- _Dataset excerpt_:
<<<<
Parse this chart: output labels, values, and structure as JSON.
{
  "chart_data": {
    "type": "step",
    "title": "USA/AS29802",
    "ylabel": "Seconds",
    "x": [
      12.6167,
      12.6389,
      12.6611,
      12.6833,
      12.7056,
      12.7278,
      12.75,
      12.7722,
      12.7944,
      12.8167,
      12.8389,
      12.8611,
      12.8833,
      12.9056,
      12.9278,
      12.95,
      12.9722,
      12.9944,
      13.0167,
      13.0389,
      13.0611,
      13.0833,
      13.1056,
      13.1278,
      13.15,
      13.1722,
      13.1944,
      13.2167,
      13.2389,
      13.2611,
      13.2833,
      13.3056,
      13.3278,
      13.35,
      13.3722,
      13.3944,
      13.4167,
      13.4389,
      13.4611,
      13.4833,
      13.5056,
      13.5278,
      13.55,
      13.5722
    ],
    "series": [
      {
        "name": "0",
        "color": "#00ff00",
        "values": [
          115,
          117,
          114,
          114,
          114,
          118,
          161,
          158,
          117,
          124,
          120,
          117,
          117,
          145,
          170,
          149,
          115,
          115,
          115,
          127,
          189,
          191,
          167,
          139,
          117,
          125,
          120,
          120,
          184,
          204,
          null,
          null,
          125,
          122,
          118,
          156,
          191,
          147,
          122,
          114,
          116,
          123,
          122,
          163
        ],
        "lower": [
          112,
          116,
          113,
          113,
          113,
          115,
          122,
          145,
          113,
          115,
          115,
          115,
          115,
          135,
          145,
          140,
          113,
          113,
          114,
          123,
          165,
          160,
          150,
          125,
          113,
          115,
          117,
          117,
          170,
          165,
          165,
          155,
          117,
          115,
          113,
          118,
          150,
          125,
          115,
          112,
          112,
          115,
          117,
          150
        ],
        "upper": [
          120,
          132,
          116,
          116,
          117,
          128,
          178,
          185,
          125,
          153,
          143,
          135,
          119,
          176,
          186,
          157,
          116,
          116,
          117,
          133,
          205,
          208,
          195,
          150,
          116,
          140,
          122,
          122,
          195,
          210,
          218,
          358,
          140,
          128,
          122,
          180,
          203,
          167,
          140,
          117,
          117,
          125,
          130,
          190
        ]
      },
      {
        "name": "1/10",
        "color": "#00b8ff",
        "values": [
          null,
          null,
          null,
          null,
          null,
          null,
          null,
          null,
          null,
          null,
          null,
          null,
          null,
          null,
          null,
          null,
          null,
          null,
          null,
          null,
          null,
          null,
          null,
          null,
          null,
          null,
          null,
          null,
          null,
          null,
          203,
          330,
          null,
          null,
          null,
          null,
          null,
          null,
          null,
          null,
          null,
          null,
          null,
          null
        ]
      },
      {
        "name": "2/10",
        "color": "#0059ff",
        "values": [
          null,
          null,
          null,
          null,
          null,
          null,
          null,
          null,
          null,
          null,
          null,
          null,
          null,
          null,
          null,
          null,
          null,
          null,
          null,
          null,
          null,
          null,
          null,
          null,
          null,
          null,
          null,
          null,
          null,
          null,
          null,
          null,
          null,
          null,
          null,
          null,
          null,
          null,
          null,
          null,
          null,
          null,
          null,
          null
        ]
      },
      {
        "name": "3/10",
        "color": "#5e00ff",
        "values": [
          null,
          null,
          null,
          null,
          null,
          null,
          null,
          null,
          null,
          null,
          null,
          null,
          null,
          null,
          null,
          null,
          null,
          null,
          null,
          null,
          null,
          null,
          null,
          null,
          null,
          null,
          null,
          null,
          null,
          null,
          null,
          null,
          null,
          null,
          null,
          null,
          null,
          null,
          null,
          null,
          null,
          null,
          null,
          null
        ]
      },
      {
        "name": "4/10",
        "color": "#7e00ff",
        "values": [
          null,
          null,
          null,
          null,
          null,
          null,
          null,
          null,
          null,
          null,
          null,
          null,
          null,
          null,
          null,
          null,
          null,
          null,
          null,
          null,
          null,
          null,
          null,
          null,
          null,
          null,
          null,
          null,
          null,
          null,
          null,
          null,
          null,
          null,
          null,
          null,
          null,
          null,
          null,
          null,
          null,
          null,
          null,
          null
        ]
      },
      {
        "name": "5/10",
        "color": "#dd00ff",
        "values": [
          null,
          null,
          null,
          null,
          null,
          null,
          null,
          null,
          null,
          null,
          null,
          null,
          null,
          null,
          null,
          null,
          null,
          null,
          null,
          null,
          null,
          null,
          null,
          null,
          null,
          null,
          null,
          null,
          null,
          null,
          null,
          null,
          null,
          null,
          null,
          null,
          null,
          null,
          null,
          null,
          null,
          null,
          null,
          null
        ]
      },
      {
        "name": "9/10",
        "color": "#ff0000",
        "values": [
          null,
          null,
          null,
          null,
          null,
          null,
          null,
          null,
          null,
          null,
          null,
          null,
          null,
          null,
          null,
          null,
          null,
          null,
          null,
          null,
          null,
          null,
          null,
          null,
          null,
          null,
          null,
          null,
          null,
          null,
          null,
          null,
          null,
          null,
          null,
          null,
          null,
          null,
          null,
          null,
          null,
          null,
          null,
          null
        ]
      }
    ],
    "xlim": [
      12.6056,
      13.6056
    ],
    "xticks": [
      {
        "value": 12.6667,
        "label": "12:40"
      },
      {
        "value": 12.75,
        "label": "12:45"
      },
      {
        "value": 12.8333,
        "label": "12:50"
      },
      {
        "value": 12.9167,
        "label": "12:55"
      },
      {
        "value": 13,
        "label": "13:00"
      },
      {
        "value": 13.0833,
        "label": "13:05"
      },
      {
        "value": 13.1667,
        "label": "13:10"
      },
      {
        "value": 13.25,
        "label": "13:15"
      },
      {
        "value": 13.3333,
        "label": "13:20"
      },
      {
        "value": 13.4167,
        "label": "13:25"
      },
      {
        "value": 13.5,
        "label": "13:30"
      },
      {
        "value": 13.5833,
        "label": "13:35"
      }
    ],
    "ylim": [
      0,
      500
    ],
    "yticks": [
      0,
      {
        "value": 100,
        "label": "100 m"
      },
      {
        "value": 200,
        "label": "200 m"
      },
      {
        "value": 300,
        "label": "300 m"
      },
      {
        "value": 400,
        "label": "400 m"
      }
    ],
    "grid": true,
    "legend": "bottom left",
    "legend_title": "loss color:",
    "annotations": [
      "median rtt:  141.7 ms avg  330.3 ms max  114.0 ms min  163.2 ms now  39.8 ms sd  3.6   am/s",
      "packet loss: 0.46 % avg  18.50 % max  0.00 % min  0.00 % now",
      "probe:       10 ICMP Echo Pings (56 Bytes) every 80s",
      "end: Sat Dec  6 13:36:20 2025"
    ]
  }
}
>>>>
Select every line in the records above that contains the word "loss".

- _RESPONSE_:
    "legend_title": "loss color:",
      "packet loss: 0.46 % avg  18.50 % max  0.00 % min  0.00 % now",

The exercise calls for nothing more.